**The input:**
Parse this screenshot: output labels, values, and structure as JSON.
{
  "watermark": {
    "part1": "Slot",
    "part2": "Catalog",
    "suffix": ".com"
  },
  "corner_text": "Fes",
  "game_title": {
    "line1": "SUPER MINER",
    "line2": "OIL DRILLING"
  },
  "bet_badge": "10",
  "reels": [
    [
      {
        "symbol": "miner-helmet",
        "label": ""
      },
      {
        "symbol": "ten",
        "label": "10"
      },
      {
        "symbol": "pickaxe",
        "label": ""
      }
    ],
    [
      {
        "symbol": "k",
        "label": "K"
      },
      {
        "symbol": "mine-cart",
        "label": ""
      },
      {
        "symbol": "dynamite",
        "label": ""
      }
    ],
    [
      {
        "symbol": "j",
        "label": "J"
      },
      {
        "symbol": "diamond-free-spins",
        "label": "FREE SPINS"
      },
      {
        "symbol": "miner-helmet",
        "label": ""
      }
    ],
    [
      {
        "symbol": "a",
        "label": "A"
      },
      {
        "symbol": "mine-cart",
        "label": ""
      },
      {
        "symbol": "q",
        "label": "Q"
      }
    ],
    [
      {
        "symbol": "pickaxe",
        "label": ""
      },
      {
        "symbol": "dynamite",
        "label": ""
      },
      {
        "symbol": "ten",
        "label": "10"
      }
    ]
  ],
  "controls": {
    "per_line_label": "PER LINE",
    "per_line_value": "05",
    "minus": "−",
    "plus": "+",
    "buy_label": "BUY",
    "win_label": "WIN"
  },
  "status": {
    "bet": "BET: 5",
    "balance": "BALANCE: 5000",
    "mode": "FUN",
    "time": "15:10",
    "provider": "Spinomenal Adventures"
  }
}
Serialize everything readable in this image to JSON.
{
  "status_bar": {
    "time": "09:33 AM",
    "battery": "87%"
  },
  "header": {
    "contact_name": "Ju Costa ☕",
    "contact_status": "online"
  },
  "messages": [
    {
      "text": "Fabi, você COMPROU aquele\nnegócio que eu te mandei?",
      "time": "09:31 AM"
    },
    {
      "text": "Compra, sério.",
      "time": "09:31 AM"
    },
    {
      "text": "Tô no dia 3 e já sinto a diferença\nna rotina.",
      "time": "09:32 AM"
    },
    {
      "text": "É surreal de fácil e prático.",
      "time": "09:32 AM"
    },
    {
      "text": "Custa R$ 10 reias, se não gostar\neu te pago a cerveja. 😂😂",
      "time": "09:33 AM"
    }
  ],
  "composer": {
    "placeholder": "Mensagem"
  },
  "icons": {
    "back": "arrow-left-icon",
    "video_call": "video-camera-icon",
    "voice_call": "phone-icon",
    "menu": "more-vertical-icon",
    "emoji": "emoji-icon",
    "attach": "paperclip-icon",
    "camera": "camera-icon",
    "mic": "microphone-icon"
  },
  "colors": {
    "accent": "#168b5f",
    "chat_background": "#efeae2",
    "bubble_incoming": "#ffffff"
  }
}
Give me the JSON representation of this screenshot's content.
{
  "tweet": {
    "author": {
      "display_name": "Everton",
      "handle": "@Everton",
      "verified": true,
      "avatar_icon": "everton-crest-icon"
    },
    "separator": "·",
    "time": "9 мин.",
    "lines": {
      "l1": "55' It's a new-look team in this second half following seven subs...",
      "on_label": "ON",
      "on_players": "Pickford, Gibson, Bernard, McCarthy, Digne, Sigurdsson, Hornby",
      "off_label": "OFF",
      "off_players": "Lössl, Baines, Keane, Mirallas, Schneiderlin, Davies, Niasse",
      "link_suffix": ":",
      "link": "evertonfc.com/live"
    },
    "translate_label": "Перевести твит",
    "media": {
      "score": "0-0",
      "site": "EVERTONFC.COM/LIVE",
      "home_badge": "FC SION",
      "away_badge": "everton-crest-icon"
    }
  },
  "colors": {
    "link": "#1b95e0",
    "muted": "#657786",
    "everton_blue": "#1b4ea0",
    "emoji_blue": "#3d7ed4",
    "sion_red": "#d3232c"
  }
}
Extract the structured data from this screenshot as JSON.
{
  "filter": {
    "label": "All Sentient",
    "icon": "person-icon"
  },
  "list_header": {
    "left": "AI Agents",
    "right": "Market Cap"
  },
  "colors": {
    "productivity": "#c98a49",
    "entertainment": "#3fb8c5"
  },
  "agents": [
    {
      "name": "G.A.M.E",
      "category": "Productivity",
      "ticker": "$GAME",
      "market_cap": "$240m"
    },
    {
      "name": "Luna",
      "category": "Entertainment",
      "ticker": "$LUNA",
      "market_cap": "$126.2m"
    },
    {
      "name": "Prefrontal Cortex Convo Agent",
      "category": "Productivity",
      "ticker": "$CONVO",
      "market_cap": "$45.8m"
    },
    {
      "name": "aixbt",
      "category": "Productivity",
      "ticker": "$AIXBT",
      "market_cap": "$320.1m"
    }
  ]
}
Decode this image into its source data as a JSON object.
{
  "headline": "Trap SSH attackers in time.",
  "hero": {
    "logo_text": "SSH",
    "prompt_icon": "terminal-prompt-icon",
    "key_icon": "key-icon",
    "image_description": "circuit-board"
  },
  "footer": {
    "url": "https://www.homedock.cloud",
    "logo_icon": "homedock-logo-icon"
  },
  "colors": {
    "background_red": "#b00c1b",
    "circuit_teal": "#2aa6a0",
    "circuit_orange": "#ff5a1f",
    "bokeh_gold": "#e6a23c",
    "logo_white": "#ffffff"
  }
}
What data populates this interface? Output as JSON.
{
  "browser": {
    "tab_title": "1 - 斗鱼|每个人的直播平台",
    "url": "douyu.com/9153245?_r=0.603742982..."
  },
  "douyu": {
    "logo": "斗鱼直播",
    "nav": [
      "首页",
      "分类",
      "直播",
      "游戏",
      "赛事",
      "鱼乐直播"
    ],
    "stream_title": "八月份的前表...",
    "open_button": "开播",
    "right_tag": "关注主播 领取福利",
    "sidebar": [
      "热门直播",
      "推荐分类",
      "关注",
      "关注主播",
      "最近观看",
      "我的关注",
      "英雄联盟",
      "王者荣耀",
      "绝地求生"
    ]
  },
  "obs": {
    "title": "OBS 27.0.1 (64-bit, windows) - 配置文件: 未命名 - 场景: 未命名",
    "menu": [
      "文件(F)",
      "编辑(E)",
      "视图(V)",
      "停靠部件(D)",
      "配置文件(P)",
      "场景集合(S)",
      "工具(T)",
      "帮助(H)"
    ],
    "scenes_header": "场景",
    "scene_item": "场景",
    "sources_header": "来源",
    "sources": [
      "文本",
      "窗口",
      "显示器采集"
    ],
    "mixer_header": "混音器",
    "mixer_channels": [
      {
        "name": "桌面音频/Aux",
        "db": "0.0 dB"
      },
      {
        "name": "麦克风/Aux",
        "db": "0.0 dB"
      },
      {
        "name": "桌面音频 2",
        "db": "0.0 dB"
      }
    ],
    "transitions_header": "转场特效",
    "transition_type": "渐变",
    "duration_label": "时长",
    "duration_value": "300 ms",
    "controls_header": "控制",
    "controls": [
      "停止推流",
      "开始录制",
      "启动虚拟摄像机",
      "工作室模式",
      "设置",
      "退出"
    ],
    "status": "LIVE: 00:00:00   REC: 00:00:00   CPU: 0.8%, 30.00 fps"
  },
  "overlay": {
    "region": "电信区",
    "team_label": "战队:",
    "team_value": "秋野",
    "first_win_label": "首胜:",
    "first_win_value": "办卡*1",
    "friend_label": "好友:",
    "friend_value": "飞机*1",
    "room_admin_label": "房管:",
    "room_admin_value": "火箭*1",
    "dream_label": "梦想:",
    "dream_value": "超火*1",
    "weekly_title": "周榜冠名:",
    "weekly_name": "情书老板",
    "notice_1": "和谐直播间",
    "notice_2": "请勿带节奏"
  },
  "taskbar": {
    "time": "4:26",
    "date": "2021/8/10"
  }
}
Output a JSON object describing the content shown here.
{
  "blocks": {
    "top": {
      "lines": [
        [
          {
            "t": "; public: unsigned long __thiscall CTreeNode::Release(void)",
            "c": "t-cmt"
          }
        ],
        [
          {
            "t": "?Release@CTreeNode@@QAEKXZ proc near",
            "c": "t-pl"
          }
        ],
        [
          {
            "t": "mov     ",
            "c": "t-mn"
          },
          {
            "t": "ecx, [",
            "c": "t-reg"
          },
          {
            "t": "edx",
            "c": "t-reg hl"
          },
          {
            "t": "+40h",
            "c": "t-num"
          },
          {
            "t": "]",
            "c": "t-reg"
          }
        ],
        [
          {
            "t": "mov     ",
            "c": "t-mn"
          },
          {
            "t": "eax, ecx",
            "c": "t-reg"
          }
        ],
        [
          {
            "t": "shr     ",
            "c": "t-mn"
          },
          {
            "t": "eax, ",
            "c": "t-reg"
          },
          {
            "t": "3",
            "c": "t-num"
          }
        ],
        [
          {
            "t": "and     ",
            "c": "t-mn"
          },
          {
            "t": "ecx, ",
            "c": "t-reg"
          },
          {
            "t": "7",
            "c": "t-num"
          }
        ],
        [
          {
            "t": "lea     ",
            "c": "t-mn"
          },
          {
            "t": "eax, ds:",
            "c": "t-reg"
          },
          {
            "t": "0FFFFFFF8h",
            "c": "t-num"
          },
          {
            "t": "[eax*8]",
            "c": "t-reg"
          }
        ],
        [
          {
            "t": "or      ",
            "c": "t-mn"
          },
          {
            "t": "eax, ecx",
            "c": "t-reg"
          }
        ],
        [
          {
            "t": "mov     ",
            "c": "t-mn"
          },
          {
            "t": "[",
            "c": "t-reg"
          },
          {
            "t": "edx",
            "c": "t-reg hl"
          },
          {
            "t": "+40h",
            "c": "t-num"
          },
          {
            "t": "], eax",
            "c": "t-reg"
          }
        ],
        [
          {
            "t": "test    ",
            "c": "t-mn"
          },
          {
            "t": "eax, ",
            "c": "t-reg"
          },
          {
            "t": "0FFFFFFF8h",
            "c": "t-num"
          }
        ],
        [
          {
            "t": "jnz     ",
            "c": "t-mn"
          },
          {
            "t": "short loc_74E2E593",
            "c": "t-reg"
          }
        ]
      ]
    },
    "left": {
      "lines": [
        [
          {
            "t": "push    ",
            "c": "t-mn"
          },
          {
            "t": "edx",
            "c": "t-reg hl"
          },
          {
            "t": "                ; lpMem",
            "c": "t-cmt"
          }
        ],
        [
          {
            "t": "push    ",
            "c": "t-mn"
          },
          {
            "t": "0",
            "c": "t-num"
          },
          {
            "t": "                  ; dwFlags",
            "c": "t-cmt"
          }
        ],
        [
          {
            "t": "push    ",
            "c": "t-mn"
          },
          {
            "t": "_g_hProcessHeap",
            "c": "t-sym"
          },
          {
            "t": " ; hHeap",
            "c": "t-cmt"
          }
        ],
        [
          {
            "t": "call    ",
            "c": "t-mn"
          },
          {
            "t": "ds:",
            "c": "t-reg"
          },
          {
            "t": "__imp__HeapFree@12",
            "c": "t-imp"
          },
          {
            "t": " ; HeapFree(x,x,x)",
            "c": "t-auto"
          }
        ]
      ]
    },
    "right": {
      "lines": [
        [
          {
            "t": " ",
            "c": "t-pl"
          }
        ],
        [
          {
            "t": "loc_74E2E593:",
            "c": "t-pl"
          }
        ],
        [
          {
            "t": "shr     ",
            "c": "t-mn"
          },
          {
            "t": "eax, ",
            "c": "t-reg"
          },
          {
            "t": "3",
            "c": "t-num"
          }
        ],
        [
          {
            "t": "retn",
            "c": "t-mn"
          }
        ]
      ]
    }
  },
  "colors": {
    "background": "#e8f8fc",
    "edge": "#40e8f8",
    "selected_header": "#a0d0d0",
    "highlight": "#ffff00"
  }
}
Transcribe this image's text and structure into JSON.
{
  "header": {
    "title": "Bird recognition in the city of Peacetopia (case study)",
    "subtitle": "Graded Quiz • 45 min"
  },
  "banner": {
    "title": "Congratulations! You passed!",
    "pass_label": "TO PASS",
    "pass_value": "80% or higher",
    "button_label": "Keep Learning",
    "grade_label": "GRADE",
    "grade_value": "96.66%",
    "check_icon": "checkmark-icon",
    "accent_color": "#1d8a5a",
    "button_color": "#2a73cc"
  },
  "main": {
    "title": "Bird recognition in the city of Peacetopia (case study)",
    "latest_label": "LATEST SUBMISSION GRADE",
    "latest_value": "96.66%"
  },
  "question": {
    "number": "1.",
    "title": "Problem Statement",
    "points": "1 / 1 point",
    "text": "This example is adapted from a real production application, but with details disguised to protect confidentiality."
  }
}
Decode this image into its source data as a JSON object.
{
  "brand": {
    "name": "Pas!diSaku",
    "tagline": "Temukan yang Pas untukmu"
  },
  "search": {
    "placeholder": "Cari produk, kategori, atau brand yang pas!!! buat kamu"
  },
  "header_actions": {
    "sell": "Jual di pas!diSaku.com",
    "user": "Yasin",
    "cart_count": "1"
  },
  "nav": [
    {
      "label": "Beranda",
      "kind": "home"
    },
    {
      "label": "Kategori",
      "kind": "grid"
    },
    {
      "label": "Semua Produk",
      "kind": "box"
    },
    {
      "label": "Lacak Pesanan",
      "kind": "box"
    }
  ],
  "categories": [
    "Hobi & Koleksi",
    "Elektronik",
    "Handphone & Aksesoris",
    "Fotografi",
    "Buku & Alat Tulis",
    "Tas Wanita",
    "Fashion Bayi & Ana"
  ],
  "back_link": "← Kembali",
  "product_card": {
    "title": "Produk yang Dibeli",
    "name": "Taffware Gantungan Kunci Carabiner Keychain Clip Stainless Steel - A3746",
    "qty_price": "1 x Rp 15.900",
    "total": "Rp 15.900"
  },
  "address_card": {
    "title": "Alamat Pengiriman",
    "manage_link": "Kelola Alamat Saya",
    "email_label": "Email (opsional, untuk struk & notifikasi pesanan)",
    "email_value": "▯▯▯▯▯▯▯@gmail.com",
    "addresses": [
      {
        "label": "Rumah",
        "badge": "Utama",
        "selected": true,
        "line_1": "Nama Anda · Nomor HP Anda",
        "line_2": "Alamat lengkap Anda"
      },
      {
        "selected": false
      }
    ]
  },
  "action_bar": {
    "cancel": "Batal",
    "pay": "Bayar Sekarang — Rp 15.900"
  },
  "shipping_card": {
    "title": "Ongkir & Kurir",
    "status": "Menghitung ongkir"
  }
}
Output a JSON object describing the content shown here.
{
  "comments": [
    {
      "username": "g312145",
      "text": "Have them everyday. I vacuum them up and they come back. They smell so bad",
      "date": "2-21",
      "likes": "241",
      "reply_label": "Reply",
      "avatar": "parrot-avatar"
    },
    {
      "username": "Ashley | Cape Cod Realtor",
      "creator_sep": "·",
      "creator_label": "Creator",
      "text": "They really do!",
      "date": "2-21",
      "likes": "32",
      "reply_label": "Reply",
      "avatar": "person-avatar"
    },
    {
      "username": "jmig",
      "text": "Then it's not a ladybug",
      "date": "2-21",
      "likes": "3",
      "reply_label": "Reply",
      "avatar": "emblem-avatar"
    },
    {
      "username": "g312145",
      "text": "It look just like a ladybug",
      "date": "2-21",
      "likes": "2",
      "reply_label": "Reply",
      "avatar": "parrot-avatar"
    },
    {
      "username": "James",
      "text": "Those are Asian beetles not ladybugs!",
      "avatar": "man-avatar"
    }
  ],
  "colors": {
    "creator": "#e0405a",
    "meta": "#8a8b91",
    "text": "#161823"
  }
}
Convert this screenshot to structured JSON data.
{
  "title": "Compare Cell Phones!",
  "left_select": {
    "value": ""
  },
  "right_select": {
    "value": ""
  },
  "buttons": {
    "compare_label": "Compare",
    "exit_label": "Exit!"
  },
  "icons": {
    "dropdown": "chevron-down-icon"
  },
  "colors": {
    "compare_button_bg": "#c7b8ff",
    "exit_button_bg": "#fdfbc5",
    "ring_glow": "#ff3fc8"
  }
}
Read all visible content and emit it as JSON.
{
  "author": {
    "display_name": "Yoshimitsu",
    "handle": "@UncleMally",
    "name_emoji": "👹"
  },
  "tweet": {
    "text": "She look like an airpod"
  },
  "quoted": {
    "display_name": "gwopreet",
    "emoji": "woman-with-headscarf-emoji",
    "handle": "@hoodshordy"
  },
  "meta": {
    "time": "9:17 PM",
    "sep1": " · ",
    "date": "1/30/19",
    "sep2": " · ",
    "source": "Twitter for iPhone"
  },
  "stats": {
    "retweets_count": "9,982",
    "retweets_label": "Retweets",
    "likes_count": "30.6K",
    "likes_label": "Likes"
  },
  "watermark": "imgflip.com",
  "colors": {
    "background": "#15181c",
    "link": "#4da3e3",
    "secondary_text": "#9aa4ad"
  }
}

**What is required:** Scan the material above for the string "camera" and return the lines that hold it.

**Reply to the task:**
    "video_call": "video-camera-icon",
    "camera": "camera-icon",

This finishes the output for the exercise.